→ **Given problem**
Reproduce each line from the records that holds "marker".

→ **Listed entries**
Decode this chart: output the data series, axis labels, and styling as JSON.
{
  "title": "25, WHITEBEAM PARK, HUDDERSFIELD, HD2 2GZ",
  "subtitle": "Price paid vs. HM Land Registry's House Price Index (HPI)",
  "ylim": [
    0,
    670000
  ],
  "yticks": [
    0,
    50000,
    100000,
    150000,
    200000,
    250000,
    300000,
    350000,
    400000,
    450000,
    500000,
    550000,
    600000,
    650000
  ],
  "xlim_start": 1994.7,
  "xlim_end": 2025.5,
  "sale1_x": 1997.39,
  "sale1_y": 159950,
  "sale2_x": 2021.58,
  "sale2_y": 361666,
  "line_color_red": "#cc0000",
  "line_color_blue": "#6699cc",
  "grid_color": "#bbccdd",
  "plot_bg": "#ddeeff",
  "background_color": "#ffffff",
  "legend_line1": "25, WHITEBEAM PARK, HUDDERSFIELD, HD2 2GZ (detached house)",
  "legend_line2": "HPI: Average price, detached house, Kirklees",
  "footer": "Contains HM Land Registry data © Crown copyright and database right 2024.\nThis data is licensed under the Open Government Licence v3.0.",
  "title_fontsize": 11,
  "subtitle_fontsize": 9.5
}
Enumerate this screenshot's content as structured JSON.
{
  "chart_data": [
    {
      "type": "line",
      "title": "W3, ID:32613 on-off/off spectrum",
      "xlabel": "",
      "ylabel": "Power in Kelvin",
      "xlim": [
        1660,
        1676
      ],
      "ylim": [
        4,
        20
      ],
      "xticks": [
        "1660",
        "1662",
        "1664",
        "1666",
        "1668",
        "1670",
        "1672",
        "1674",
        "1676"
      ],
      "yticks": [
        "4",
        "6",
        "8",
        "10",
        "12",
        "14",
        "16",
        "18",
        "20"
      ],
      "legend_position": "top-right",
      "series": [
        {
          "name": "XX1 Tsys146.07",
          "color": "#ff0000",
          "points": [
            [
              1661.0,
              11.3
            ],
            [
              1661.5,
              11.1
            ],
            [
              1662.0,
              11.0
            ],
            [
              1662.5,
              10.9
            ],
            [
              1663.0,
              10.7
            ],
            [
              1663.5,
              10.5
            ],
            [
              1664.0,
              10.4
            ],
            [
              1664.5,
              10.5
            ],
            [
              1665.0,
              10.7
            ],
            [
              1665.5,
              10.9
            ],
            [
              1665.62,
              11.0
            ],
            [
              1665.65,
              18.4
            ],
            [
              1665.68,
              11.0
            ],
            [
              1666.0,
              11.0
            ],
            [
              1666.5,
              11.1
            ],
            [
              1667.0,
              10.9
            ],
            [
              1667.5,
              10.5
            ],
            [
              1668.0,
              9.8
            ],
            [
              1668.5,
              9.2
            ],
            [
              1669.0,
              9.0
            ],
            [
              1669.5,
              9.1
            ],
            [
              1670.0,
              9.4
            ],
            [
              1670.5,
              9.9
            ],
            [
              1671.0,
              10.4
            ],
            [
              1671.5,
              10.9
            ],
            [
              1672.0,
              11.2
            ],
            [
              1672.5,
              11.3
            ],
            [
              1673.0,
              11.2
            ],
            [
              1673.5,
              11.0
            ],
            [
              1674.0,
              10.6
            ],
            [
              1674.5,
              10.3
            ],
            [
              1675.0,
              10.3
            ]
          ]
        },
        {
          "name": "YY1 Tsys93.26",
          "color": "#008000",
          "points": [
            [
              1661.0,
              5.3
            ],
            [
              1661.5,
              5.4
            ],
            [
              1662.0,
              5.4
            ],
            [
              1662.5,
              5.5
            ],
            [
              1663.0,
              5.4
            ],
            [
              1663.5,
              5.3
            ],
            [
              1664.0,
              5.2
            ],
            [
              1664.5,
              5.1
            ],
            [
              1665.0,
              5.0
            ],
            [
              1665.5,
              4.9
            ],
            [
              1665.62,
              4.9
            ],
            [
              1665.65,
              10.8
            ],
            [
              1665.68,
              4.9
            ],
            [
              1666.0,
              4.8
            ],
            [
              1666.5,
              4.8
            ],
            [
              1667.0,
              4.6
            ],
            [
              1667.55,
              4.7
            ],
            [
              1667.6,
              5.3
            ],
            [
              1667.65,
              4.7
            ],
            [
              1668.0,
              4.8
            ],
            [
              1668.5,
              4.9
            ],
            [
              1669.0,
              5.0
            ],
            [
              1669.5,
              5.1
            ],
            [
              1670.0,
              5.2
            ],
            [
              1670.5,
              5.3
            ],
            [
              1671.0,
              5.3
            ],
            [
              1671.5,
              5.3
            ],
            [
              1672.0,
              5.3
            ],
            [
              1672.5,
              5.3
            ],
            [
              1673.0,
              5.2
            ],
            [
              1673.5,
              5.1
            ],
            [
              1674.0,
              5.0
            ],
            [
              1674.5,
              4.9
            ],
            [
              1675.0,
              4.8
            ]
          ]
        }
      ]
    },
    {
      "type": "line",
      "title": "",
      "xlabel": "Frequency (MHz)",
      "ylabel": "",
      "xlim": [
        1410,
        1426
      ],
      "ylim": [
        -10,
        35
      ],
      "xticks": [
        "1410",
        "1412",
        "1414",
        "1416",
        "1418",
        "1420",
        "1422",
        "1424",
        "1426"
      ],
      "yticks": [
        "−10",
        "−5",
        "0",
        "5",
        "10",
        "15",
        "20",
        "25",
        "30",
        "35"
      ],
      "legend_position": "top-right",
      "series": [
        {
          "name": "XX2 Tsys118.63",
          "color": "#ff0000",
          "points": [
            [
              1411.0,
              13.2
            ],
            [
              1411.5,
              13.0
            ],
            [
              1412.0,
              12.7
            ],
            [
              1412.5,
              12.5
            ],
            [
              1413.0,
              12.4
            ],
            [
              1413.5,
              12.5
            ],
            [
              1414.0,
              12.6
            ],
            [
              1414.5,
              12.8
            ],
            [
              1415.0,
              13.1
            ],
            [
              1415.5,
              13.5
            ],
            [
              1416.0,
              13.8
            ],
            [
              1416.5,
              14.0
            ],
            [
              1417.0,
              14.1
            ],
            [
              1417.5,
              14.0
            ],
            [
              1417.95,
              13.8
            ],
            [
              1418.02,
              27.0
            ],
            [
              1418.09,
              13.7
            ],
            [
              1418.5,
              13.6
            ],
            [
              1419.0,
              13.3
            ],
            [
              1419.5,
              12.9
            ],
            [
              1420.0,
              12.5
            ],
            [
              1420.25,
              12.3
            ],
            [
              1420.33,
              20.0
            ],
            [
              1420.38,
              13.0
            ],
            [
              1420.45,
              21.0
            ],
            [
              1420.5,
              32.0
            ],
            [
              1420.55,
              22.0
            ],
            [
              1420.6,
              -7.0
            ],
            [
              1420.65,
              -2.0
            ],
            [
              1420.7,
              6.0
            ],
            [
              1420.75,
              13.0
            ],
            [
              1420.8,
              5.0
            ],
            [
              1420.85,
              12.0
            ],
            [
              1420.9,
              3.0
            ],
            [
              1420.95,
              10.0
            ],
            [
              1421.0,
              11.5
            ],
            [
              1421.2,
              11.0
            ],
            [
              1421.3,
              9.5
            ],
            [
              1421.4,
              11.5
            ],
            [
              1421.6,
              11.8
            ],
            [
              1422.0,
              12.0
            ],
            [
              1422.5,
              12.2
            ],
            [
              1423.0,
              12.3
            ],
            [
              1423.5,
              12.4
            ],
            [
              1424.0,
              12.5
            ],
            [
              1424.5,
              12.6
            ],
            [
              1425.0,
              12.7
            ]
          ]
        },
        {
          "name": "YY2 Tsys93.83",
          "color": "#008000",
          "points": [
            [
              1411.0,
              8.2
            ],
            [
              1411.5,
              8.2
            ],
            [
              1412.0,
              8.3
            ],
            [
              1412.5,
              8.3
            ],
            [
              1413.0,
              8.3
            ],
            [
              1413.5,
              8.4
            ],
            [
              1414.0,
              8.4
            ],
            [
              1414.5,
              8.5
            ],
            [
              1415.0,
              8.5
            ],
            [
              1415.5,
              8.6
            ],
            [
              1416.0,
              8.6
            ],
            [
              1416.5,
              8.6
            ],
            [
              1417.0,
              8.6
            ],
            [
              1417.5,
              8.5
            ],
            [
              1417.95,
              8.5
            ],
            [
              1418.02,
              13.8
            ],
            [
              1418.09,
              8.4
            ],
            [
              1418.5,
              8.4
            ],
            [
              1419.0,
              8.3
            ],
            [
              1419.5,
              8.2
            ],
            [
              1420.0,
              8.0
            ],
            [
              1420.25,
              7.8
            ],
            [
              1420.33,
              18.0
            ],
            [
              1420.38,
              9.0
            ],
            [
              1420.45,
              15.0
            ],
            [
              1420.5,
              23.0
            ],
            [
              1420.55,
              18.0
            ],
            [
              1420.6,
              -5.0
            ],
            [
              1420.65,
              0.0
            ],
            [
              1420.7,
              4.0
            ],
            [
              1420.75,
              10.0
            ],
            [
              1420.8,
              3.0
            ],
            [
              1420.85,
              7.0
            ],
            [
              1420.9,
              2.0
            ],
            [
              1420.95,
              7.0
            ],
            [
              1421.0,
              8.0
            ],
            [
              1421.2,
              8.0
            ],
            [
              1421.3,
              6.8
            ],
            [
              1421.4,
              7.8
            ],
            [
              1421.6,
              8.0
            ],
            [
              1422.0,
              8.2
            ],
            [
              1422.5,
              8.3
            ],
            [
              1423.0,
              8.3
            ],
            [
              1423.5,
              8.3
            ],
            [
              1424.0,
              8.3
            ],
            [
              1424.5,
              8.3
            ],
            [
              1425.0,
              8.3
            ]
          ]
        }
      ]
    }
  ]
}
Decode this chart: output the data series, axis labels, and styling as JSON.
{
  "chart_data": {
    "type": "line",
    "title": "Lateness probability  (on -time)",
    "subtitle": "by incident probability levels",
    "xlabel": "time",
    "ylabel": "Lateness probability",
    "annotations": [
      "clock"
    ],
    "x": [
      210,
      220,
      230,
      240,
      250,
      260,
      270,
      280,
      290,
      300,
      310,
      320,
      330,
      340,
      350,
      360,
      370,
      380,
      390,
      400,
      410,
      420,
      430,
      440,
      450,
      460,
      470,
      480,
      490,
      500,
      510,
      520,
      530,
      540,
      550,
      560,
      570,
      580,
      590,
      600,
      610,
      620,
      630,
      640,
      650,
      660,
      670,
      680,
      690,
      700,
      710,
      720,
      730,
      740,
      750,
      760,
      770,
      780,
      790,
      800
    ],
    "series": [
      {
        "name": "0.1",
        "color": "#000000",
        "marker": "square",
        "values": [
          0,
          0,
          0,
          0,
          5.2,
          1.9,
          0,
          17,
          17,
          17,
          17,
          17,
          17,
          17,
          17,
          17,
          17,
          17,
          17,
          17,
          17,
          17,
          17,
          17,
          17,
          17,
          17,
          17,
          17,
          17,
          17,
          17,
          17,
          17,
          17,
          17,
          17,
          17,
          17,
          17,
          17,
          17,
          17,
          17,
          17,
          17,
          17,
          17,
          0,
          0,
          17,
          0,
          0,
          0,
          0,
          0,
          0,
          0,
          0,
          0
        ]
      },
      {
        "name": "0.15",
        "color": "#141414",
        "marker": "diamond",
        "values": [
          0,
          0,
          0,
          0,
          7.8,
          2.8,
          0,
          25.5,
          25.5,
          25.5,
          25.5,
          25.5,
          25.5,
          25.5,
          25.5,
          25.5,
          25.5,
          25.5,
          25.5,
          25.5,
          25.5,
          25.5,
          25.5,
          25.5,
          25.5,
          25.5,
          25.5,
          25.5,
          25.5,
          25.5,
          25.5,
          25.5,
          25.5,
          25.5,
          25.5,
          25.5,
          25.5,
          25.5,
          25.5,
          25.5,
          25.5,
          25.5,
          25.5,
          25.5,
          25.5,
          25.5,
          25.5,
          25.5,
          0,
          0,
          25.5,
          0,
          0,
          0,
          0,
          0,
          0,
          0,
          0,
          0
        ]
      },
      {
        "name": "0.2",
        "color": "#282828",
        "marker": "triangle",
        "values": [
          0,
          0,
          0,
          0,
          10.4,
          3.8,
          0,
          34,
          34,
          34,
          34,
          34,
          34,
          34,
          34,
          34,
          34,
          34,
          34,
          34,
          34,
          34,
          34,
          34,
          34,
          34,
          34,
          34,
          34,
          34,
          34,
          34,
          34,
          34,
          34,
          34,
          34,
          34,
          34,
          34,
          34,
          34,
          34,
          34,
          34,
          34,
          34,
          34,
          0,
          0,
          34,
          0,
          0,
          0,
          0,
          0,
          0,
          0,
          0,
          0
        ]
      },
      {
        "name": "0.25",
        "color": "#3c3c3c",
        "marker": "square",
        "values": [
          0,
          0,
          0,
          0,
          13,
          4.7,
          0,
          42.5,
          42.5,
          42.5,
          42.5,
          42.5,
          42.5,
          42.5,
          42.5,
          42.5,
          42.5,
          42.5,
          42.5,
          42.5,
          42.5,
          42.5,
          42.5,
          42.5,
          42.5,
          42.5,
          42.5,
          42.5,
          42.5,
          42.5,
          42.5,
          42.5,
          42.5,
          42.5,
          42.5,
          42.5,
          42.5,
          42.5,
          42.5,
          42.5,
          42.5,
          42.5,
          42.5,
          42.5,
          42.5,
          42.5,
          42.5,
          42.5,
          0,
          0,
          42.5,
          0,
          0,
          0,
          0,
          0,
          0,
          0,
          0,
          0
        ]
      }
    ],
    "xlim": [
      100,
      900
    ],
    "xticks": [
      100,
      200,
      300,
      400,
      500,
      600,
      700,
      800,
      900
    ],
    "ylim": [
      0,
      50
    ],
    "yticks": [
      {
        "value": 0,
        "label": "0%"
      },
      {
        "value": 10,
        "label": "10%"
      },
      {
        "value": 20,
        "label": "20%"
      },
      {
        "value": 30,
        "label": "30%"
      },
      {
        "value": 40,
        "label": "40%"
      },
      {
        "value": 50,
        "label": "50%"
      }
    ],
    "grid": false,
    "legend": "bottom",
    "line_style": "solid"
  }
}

→ **Answer to the exercise**
        "marker": "square",
        "marker": "diamond",
        "marker": "triangle",
        "marker": "square",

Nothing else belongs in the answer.